**Stated problem A**
In the records, take the lines starting with the line that contains "button[interactable]: Close tab: [602, 124, 628, 150]" and going on through the line that contains "staticText: Pixel 3a". Give only those lines back with "Rotate right" replaced by "Rotate clockwise" and everything else left as is.

**Source text**
■ ■ ■

You can monitor the situation without being obtrusive. Here’s how:

  • Keep your eyes and ears open. You don’t have to hold a drinking glass against the wall to catch your employees’ private conversations — you aren’t a spy, and you shouldn’t act like one. Instead, watch how your employees interact with each other and listen carefully to their language. If tension still exists, it’ll stand out — and that’s your cue that additional coaching or mediated conversations are necessary.

  • Look at the quantity and quality of work being done. One indication that previously feuding co-workers are back on track is an increase in the amount and value of work they now generate and a decrease in errors. As an employee becomes less distracted by conflict, you’ll notice a tangible improvement in his work because he’s more focused on the tasks at hand.

  • When you’re in a one-on-one situation with an employee, ask him how things are going. This question is a quick, unassuming one that opens the door for a more in-depth conversation. If he gives you a one-word answer, like, “Fine,” continue to ask open-ended questions such as, “I’m curious how you think the agreements are shaping up — can you tell me about that?” or “How do you think your colleague would describe your working relationship since the meeting?”

■ ■ ■

**Excerpted records**
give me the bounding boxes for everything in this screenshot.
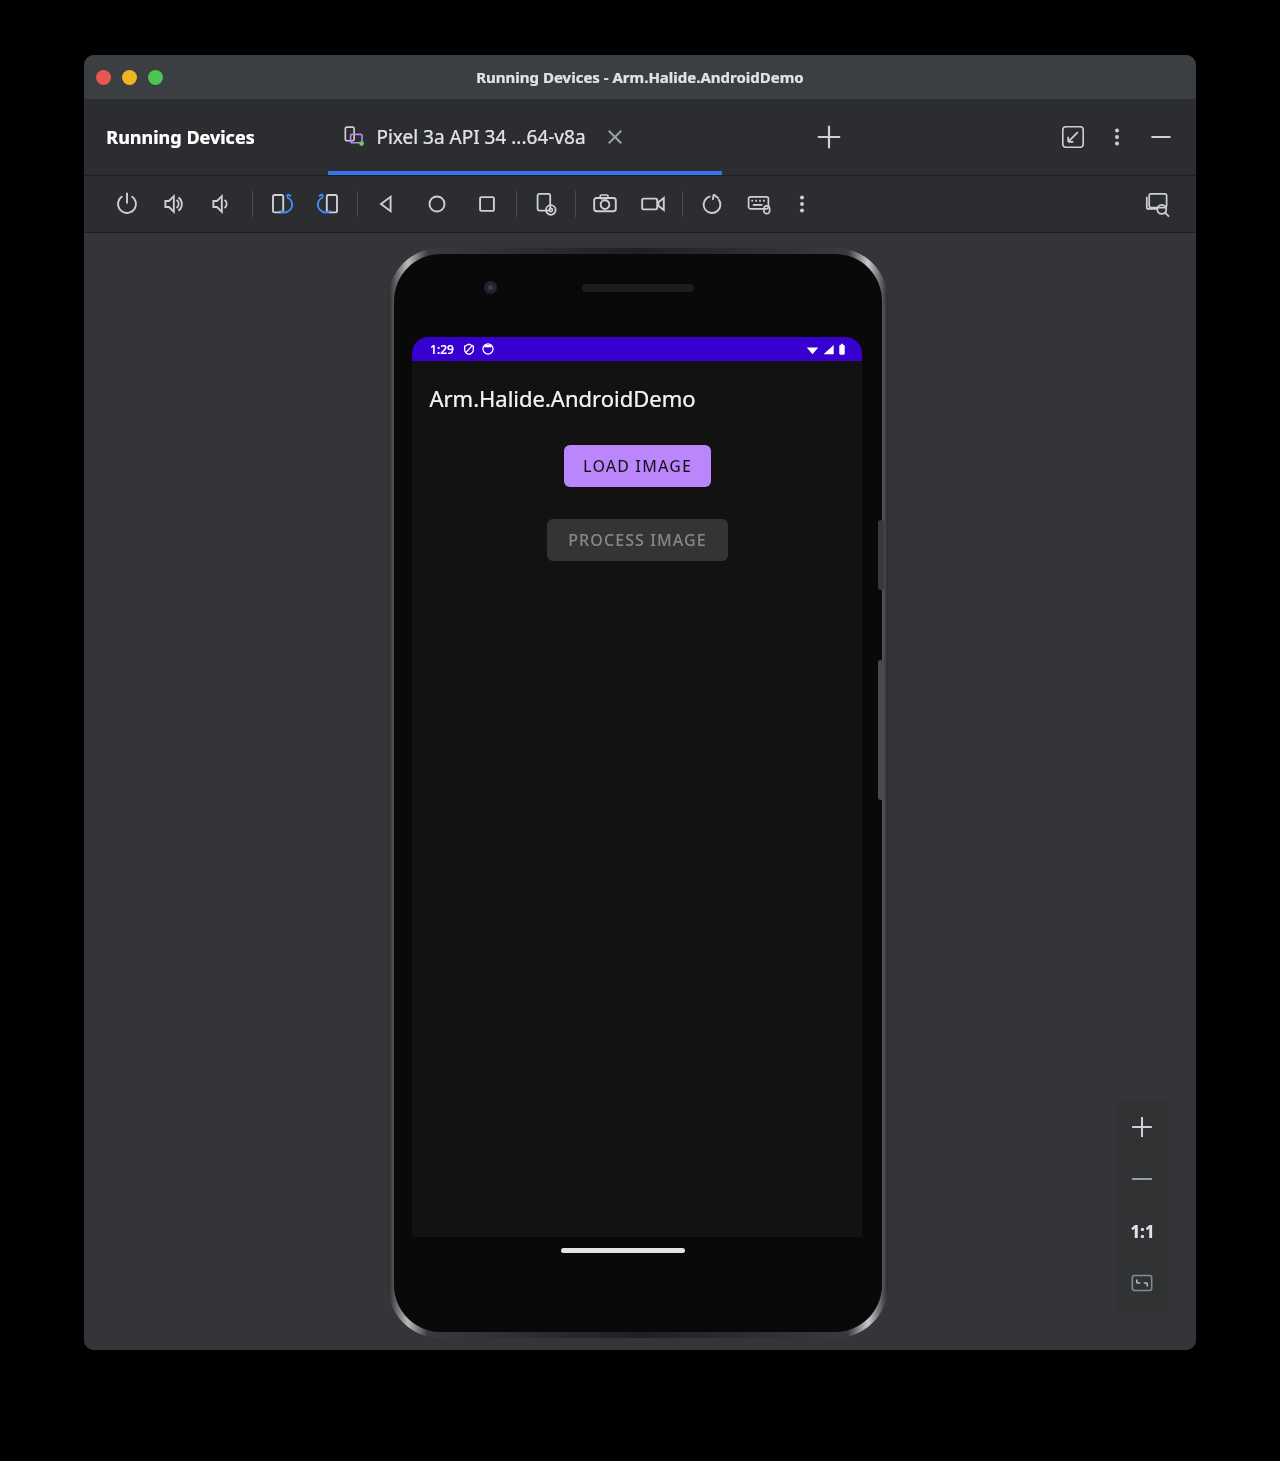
button[interactable]: Close tab: [602, 124, 628, 150]
button[interactable]: [122, 70, 137, 85]
button[interactable]: Rotate right: [313, 189, 343, 219]
button[interactable]: Home: [422, 189, 452, 219]
button[interactable]: Display mode: [1142, 189, 1172, 219]
button[interactable]: More: [789, 191, 815, 217]
staticText: LOAD IMAGE: [583, 455, 692, 477]
button[interactable]: LOAD IMAGE: [564, 445, 711, 487]
staticText: Pixel 3a API 34 ...64-v8a: [376, 124, 586, 150]
button[interactable]: Back: [372, 189, 402, 219]
staticText: 1:29: [430, 341, 454, 357]
staticText: PROCESS IMAGE: [568, 529, 707, 551]
button[interactable]: Zoom in: [1116, 1101, 1168, 1153]
other: Device: [344, 126, 366, 148]
button[interactable]: [148, 70, 163, 85]
button[interactable]: [96, 70, 111, 85]
button[interactable]: New tab: [812, 120, 846, 154]
button[interactable]: Device: [328, 99, 628, 175]
staticText: 1:1: [1130, 1220, 1155, 1243]
button[interactable]: Zoom to fit: [1116, 1257, 1168, 1309]
button[interactable]: Screenshot: [590, 189, 620, 219]
button[interactable]: Volume up: [160, 189, 190, 219]
button[interactable]: Zoom out: [1116, 1153, 1168, 1205]
button[interactable]: Power: [112, 189, 142, 219]
button[interactable]: Device settings: [531, 189, 561, 219]
button[interactable]: Restore: [697, 189, 727, 219]
staticText: Arm.Halide.AndroidDemo: [429, 383, 696, 413]
button[interactable]: Overview: [472, 189, 502, 219]
staticText: Running Devices: [106, 125, 255, 150]
button[interactable]: Minimize tool window: [1058, 122, 1088, 152]
button[interactable]: PROCESS IMAGE: [547, 519, 728, 561]
button[interactable]: Record screen: [638, 189, 668, 219]
button[interactable]: Hide: [1146, 122, 1176, 152]
button[interactable]: Hardware input: [745, 189, 775, 219]
staticText: Running Devices - Arm.Halide.AndroidDemo: [476, 67, 804, 87]
button[interactable]: Volume down: [208, 189, 238, 219]
button[interactable]: Zoom to actual size: [1116, 1205, 1168, 1257]
button[interactable]: Rotate left: [267, 189, 297, 219]
button[interactable]: More options: [1104, 124, 1130, 150]
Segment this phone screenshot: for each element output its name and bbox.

■ ■ ■

**Stated problem B**
From the text on monitoring co-workers after a conflict, transcribe the passage starting with "You can monitor" and going on through "tasks at hand.".

**Output A**
button[interactable]: Close tab: [602, 124, 628, 150]
button[interactable]: [122, 70, 137, 85]
button[interactable]: Rotate clockwise: [313, 189, 343, 219]
button[interactable]: Home: [422, 189, 452, 219]
button[interactable]: Display mode: [1142, 189, 1172, 219]
button[interactable]: More: [789, 191, 815, 217]
staticText: LOAD IMAGE: [583, 455, 692, 477]
button[interactable]: LOAD IMAGE: [564, 445, 711, 487]
staticText: Pixel 3a API 34 ...64-v8a: [376, 124, 586, 150]

**Output B**
You can monitor the situation without being obtrusive. Here’s how:

  • Keep your eyes and ears open. You don’t have to hold a drinking glass against the wall to catch your employees’ private conversations — you aren’t a spy, and you shouldn’t act like one. Instead, watch how your employees interact with each other and listen carefully to their language. If tension still exists, it’ll stand out — and that’s your cue that additional coaching or mediated conversations are necessary.

  • Look at the quantity and quality of work being done. One indication that previously feuding co-workers are back on track is an increase in the amount and value of work they now generate and a decrease in errors. As an employee becomes less distracted by conflict, you’ll notice a tangible improvement in his work because he’s more focused on the tasks at hand.